- INPUT ROWS:
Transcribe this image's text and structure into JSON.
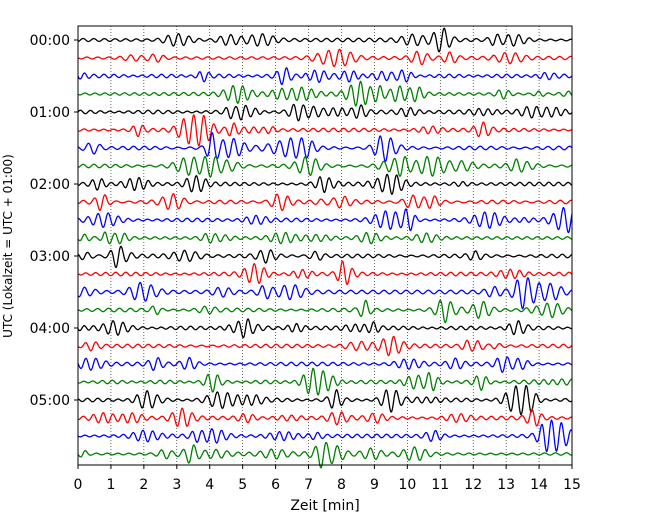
{
  "chart_data": {
    "type": "line",
    "title": "",
    "xlabel": "Zeit  [min]",
    "ylabel": "UTC (Lokalzeit = UTC + 01:00)",
    "xlim": [
      0,
      15
    ],
    "x_ticks": [
      "0",
      "1",
      "2",
      "3",
      "4",
      "5",
      "6",
      "7",
      "8",
      "9",
      "10",
      "11",
      "12",
      "13",
      "14",
      "15"
    ],
    "y_tick_labels": [
      "00:00",
      "01:00",
      "02:00",
      "03:00",
      "04:00",
      "05:00"
    ],
    "traces_per_hour": 4,
    "trace_minutes": 15,
    "trace_count": 24,
    "color_cycle": [
      "#000000",
      "#ff0000",
      "#0000ff",
      "#008000"
    ],
    "grid": "vertical dotted lines at each minute",
    "legend": "none"
  }
}
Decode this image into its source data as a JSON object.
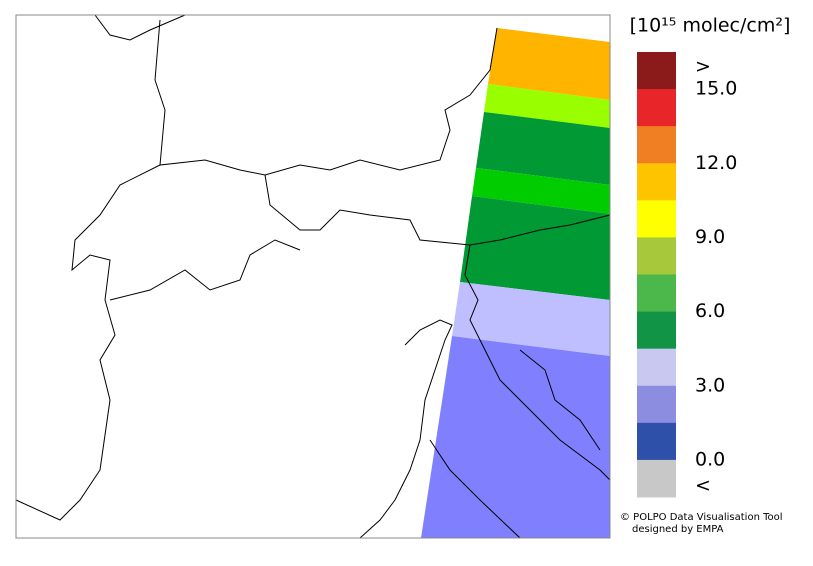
{
  "colorbar": {
    "label": "[10¹⁵ molec/cm²]",
    "colors": [
      "#8b1a1a",
      "#e8262a",
      "#f07f24",
      "#ffc400",
      "#ffff00",
      "#a6c83a",
      "#4cb84c",
      "#129447",
      "#c8c8f0",
      "#8c8ce0",
      "#2e50a8",
      "#c8c8c8"
    ],
    "labels": [
      ">",
      "15.0",
      "12.0",
      "9.0",
      "6.0",
      "3.0",
      "0.0",
      "<"
    ]
  },
  "credit": [
    "© POLPO Data Visualisation Tool",
    "designed by EMPA"
  ]
}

- INSTRUCTION: Extract every line from the records above that contains the word "into".

- OUTPUT FOR THIS TASK:
Transcribe this image's text and structure into JSON.
Decode this image into its source data as a JSON object.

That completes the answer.